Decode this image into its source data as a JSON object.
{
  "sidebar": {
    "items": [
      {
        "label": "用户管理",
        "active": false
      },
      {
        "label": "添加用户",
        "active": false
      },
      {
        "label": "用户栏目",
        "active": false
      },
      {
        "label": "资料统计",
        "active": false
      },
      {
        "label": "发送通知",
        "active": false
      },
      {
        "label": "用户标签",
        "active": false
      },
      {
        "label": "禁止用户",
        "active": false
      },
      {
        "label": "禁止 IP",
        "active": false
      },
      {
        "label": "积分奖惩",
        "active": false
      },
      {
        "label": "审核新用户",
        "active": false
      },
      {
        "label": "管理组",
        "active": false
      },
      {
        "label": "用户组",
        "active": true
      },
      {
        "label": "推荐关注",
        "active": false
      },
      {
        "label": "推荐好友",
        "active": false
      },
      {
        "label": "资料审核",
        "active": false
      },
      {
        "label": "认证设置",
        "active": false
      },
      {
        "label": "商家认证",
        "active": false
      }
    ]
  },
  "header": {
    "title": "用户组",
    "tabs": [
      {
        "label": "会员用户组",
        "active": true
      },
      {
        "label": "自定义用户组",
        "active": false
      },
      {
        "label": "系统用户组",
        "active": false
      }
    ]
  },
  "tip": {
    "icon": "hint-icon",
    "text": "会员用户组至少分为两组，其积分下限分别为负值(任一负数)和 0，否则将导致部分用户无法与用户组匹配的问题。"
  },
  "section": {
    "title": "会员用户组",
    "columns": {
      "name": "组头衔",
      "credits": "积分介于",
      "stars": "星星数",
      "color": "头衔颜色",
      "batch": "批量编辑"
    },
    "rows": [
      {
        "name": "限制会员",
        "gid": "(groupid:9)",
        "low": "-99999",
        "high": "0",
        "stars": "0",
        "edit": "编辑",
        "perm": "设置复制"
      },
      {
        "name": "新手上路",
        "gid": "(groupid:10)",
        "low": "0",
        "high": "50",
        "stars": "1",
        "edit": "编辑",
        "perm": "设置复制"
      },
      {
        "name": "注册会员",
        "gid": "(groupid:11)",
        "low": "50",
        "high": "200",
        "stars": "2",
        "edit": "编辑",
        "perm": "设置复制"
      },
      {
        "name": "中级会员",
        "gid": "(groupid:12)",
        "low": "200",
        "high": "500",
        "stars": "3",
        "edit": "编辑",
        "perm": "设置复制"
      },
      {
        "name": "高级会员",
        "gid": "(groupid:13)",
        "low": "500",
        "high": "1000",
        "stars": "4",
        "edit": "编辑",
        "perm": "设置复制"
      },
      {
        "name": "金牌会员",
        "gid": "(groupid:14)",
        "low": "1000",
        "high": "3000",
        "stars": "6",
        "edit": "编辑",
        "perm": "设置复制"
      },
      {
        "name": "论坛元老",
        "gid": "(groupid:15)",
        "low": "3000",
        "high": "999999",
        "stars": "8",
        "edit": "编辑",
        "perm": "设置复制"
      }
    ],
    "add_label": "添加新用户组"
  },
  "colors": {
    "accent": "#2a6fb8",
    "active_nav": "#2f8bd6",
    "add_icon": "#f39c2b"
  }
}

## WHAT THIS TASK INVOLVES
Track down every line with the word "groupid" and copy it.

## OUTPUT BELOW
        "gid": "(groupid:9)",
        "gid": "(groupid:10)",
        "gid": "(groupid:11)",
        "gid": "(groupid:12)",
        "gid": "(groupid:13)",
        "gid": "(groupid:14)",
        "gid": "(groupid:15)",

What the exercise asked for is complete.